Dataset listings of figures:
◆ ◆ ◆ ◆ ◆
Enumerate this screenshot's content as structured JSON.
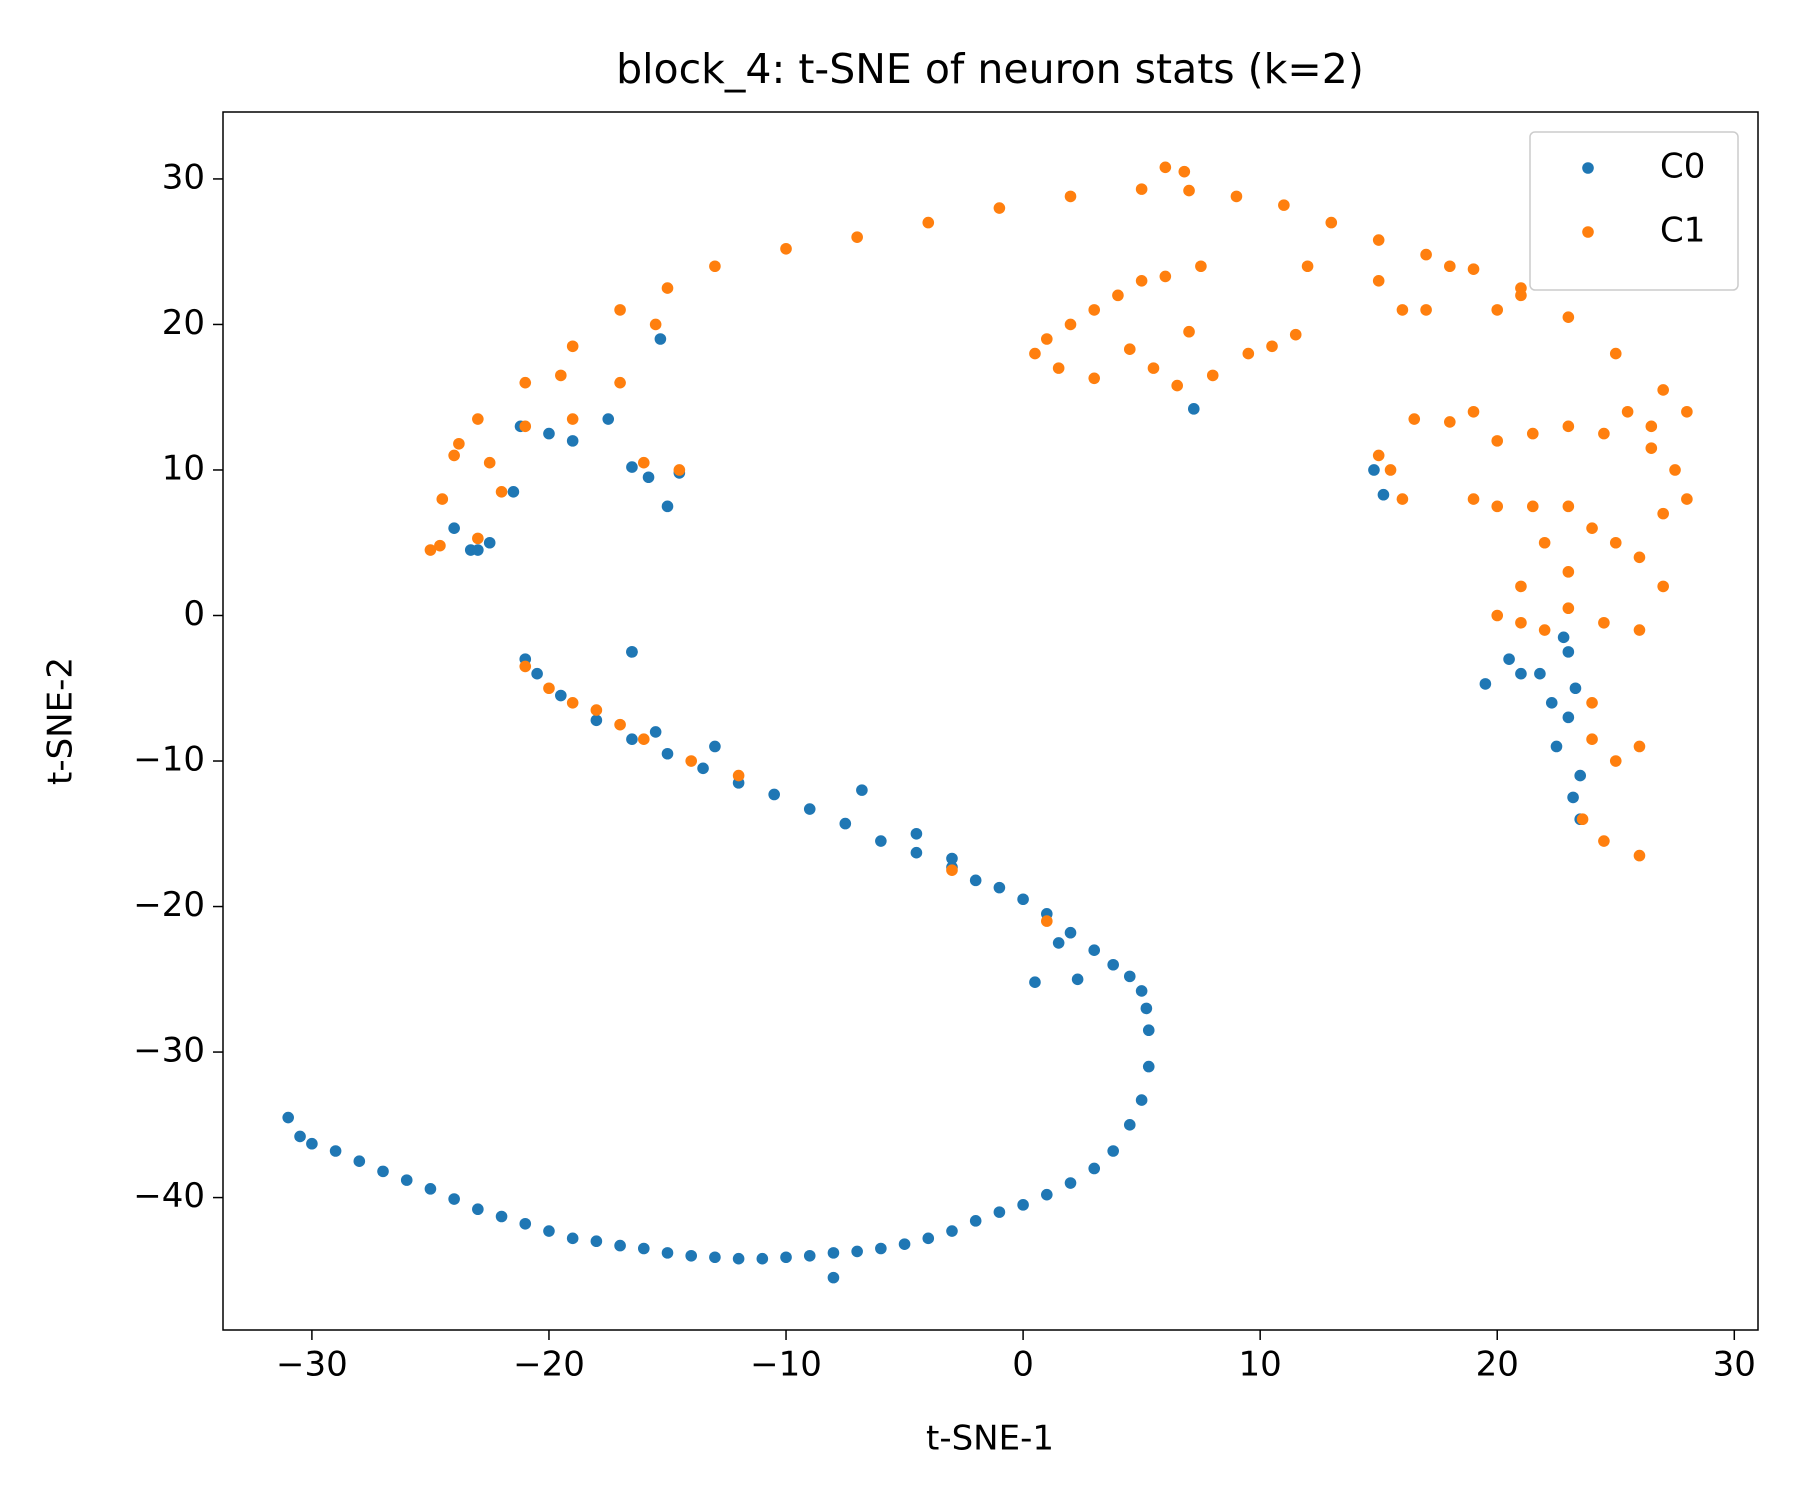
{
  "chart_data": {
    "type": "scatter",
    "title": "block_4: t-SNE of neuron stats (k=2)",
    "x_label": "t-SNE-1",
    "y_label": "t-SNE-2",
    "xlim": [
      -33.75,
      31.0
    ],
    "ylim": [
      -49.1,
      34.6
    ],
    "xticks": [
      {
        "value": -30,
        "label": "−30"
      },
      {
        "value": -20,
        "label": "−20"
      },
      {
        "value": -10,
        "label": "−10"
      },
      0,
      10,
      20,
      30
    ],
    "yticks": [
      {
        "value": -40,
        "label": "−40"
      },
      {
        "value": -30,
        "label": "−30"
      },
      {
        "value": -20,
        "label": "−20"
      },
      {
        "value": -10,
        "label": "−10"
      },
      0,
      10,
      20,
      30
    ],
    "legend": "upper right",
    "series": [
      {
        "name": "C0",
        "color": "#1f77b4",
        "x": [
          -31,
          -30.5,
          -30,
          -29,
          -28,
          -27,
          -26,
          -25,
          -24,
          -23,
          -22,
          -21,
          -20,
          -19,
          -18,
          -17,
          -16,
          -15,
          -14,
          -13,
          -12,
          -11,
          -10,
          -9,
          -8,
          -7,
          -6,
          -5,
          -4,
          -3,
          -2,
          -1,
          0,
          1,
          2,
          3,
          3.8,
          4.5,
          5,
          5.3,
          5.3,
          5.2,
          5,
          4.5,
          3.8,
          3,
          2,
          1,
          0,
          -1,
          -2,
          -3,
          -4.5,
          -6,
          -7.5,
          -9,
          -10.5,
          -12,
          -13.5,
          -15,
          -16.5,
          -18,
          -19.5,
          -20.5,
          -21,
          -8,
          -6.8,
          -4.5,
          -3,
          0.5,
          1.5,
          2.3,
          -13,
          -15.5,
          -16.5,
          -23.3,
          -24,
          -23,
          -22.5,
          -21.5,
          -21.2,
          -20,
          -19,
          -17.5,
          -16.5,
          -15.8,
          -14.5,
          -15,
          -15.3,
          7.2,
          14.8,
          15.2,
          20.5,
          21,
          21.8,
          22.3,
          22.5,
          23,
          23.5,
          23.2,
          23.3,
          23,
          22.8,
          19.5,
          23.5,
          -16.5
        ],
        "y": [
          -34.5,
          -35.8,
          -36.3,
          -36.8,
          -37.5,
          -38.2,
          -38.8,
          -39.4,
          -40.1,
          -40.8,
          -41.3,
          -41.8,
          -42.3,
          -42.8,
          -43,
          -43.3,
          -43.5,
          -43.8,
          -44,
          -44.1,
          -44.2,
          -44.2,
          -44.1,
          -44,
          -43.8,
          -43.7,
          -43.5,
          -43.2,
          -42.8,
          -42.3,
          -41.6,
          -41,
          -40.5,
          -39.8,
          -39,
          -38,
          -36.8,
          -35,
          -33.3,
          -31,
          -28.5,
          -27,
          -25.8,
          -24.8,
          -24,
          -23,
          -21.8,
          -20.5,
          -19.5,
          -18.7,
          -18.2,
          -17.3,
          -16.3,
          -15.5,
          -14.3,
          -13.3,
          -12.3,
          -11.5,
          -10.5,
          -9.5,
          -8.5,
          -7.2,
          -5.5,
          -4,
          -3,
          -45.5,
          -12,
          -15,
          -16.7,
          -25.2,
          -22.5,
          -25,
          -9,
          -8,
          -2.5,
          4.5,
          6,
          4.5,
          5,
          8.5,
          13,
          12.5,
          12,
          13.5,
          10.2,
          9.5,
          9.8,
          7.5,
          19,
          14.2,
          10,
          8.3,
          -3,
          -4,
          -4,
          -6,
          -9,
          -7,
          -11,
          -12.5,
          -5,
          -2.5,
          -1.5,
          -4.7,
          -14,
          -2.5
        ]
      },
      {
        "name": "C1",
        "color": "#ff7f0e",
        "x": [
          -25,
          -24.5,
          -24,
          -23,
          -21,
          -19,
          -17,
          -15,
          -13,
          -10,
          -7,
          -4,
          -1,
          2,
          5,
          7,
          9,
          11,
          13,
          15,
          17,
          19,
          21,
          23,
          25,
          27,
          28,
          0.5,
          1,
          2,
          3,
          4,
          5,
          6,
          1.5,
          3,
          4.5,
          5.5,
          6.5,
          7,
          8,
          9.5,
          10.5,
          11.5,
          12,
          15,
          16,
          17,
          18,
          20,
          21,
          16.5,
          18,
          19,
          20,
          21.5,
          23,
          15,
          15.5,
          16,
          19,
          20,
          21.5,
          23,
          24,
          25,
          26,
          27,
          28,
          27.5,
          26.5,
          24.5,
          25.5,
          26.5,
          22,
          23,
          21,
          20,
          21,
          22,
          23,
          24.5,
          26,
          27,
          24,
          24,
          25,
          26,
          23.6,
          24.5,
          26,
          -22,
          -21,
          -19,
          -17,
          -15.5,
          -19.5,
          -22.5,
          -23,
          -16,
          -14.5,
          -21,
          -20,
          -19,
          -18,
          -17,
          -16,
          -14,
          -12,
          -3,
          1,
          6,
          6.8,
          7.5,
          -24.6,
          -23.8
        ],
        "y": [
          4.5,
          8,
          11,
          13.5,
          16,
          18.5,
          21,
          22.5,
          24,
          25.2,
          26,
          27,
          28,
          28.8,
          29.3,
          29.2,
          28.8,
          28.2,
          27,
          25.8,
          24.8,
          23.8,
          22.5,
          20.5,
          18,
          15.5,
          14,
          18,
          19,
          20,
          21,
          22,
          23,
          23.3,
          17,
          16.3,
          18.3,
          17,
          15.8,
          19.5,
          16.5,
          18,
          18.5,
          19.3,
          24,
          23,
          21,
          21,
          24,
          21,
          22,
          13.5,
          13.3,
          14,
          12,
          12.5,
          13,
          11,
          10,
          8,
          8,
          7.5,
          7.5,
          7.5,
          6,
          5,
          4,
          7,
          8,
          10,
          11.5,
          12.5,
          14,
          13,
          5,
          3,
          2,
          0,
          -0.5,
          -1,
          0.5,
          -0.5,
          -1,
          2,
          -6,
          -8.5,
          -10,
          -9,
          -14,
          -15.5,
          -16.5,
          8.5,
          13,
          13.5,
          16,
          20,
          16.5,
          10.5,
          5.3,
          10.5,
          10,
          -3.5,
          -5,
          -6,
          -6.5,
          -7.5,
          -8.5,
          -10,
          -11,
          -17.5,
          -21,
          30.8,
          30.5,
          24,
          4.8,
          11.8
        ]
      }
    ]
  }
}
◆ ◆ ◆ ◆ ◆
■ **TASK DESCRIPTION**:
Quote the data exactly, leaving every image out of the copy.

■ **EXERCISE RESULT**:
Enumerate this screenshot's content as structured JSON.
{
  "chart_data": {
    "type": "scatter",
    "title": "block_4: t-SNE of neuron stats (k=2)",
    "x_label": "t-SNE-1",
    "y_label": "t-SNE-2",
    "xlim": [
      -33.75,
      31.0
    ],
    "ylim": [
      -49.1,
      34.6
    ],
    "xticks": [
      {
        "value": -30,
        "label": "−30"
      },
      {
        "value": -20,
        "label": "−20"
      },
      {
        "value": -10,
        "label": "−10"
      },
      0,
      10,
      20,
      30
    ],
    "yticks": [
      {
        "value": -40,
        "label": "−40"
      },
      {
        "value": -30,
        "label": "−30"
      },
      {
        "value": -20,
        "label": "−20"
      },
      {
        "value": -10,
        "label": "−10"
      },
      0,
      10,
      20,
      30
    ],
    "legend": "upper right",
    "series": [
      {
        "name": "C0",
        "color": "#1f77b4",
        "x": [
          -31,
          -30.5,
          -30,
          -29,
          -28,
          -27,
          -26,
          -25,
          -24,
          -23,
          -22,
          -21,
          -20,
          -19,
          -18,
          -17,
          -16,
          -15,
          -14,
          -13,
          -12,
          -11,
          -10,
          -9,
          -8,
          -7,
          -6,
          -5,
          -4,
          -3,
          -2,
          -1,
          0,
          1,
          2,
          3,
          3.8,
          4.5,
          5,
          5.3,
          5.3,
          5.2,
          5,
          4.5,
          3.8,
          3,
          2,
          1,
          0,
          -1,
          -2,
          -3,
          -4.5,
          -6,
          -7.5,
          -9,
          -10.5,
          -12,
          -13.5,
          -15,
          -16.5,
          -18,
          -19.5,
          -20.5,
          -21,
          -8,
          -6.8,
          -4.5,
          -3,
          0.5,
          1.5,
          2.3,
          -13,
          -15.5,
          -16.5,
          -23.3,
          -24,
          -23,
          -22.5,
          -21.5,
          -21.2,
          -20,
          -19,
          -17.5,
          -16.5,
          -15.8,
          -14.5,
          -15,
          -15.3,
          7.2,
          14.8,
          15.2,
          20.5,
          21,
          21.8,
          22.3,
          22.5,
          23,
          23.5,
          23.2,
          23.3,
          23,
          22.8,
          19.5,
          23.5,
          -16.5
        ],
        "y": [
          -34.5,
          -35.8,
          -36.3,
          -36.8,
          -37.5,
          -38.2,
          -38.8,
          -39.4,
          -40.1,
          -40.8,
          -41.3,
          -41.8,
          -42.3,
          -42.8,
          -43,
          -43.3,
          -43.5,
          -43.8,
          -44,
          -44.1,
          -44.2,
          -44.2,
          -44.1,
          -44,
          -43.8,
          -43.7,
          -43.5,
          -43.2,
          -42.8,
          -42.3,
          -41.6,
          -41,
          -40.5,
          -39.8,
          -39,
          -38,
          -36.8,
          -35,
          -33.3,
          -31,
          -28.5,
          -27,
          -25.8,
          -24.8,
          -24,
          -23,
          -21.8,
          -20.5,
          -19.5,
          -18.7,
          -18.2,
          -17.3,
          -16.3,
          -15.5,
          -14.3,
          -13.3,
          -12.3,
          -11.5,
          -10.5,
          -9.5,
          -8.5,
          -7.2,
          -5.5,
          -4,
          -3,
          -45.5,
          -12,
          -15,
          -16.7,
          -25.2,
          -22.5,
          -25,
          -9,
          -8,
          -2.5,
          4.5,
          6,
          4.5,
          5,
          8.5,
          13,
          12.5,
          12,
          13.5,
          10.2,
          9.5,
          9.8,
          7.5,
          19,
          14.2,
          10,
          8.3,
          -3,
          -4,
          -4,
          -6,
          -9,
          -7,
          -11,
          -12.5,
          -5,
          -2.5,
          -1.5,
          -4.7,
          -14,
          -2.5
        ]
      },
      {
        "name": "C1",
        "color": "#ff7f0e",
        "x": [
          -25,
          -24.5,
          -24,
          -23,
          -21,
          -19,
          -17,
          -15,
          -13,
          -10,
          -7,
          -4,
          -1,
          2,
          5,
          7,
          9,
          11,
          13,
          15,
          17,
          19,
          21,
          23,
          25,
          27,
          28,
          0.5,
          1,
          2,
          3,
          4,
          5,
          6,
          1.5,
          3,
          4.5,
          5.5,
          6.5,
          7,
          8,
          9.5,
          10.5,
          11.5,
          12,
          15,
          16,
          17,
          18,
          20,
          21,
          16.5,
          18,
          19,
          20,
          21.5,
          23,
          15,
          15.5,
          16,
          19,
          20,
          21.5,
          23,
          24,
          25,
          26,
          27,
          28,
          27.5,
          26.5,
          24.5,
          25.5,
          26.5,
          22,
          23,
          21,
          20,
          21,
          22,
          23,
          24.5,
          26,
          27,
          24,
          24,
          25,
          26,
          23.6,
          24.5,
          26,
          -22,
          -21,
          -19,
          -17,
          -15.5,
          -19.5,
          -22.5,
          -23,
          -16,
          -14.5,
          -21,
          -20,
          -19,
          -18,
          -17,
          -16,
          -14,
          -12,
          -3,
          1,
          6,
          6.8,
          7.5,
          -24.6,
          -23.8
        ],
        "y": [
          4.5,
          8,
          11,
          13.5,
          16,
          18.5,
          21,
          22.5,
          24,
          25.2,
          26,
          27,
          28,
          28.8,
          29.3,
          29.2,
          28.8,
          28.2,
          27,
          25.8,
          24.8,
          23.8,
          22.5,
          20.5,
          18,
          15.5,
          14,
          18,
          19,
          20,
          21,
          22,
          23,
          23.3,
          17,
          16.3,
          18.3,
          17,
          15.8,
          19.5,
          16.5,
          18,
          18.5,
          19.3,
          24,
          23,
          21,
          21,
          24,
          21,
          22,
          13.5,
          13.3,
          14,
          12,
          12.5,
          13,
          11,
          10,
          8,
          8,
          7.5,
          7.5,
          7.5,
          6,
          5,
          4,
          7,
          8,
          10,
          11.5,
          12.5,
          14,
          13,
          5,
          3,
          2,
          0,
          -0.5,
          -1,
          0.5,
          -0.5,
          -1,
          2,
          -6,
          -8.5,
          -10,
          -9,
          -14,
          -15.5,
          -16.5,
          8.5,
          13,
          13.5,
          16,
          20,
          16.5,
          10.5,
          5.3,
          10.5,
          10,
          -3.5,
          -5,
          -6,
          -6.5,
          -7.5,
          -8.5,
          -10,
          -11,
          -17.5,
          -21,
          30.8,
          30.5,
          24,
          4.8,
          11.8
        ]
      }
    ]
  }
}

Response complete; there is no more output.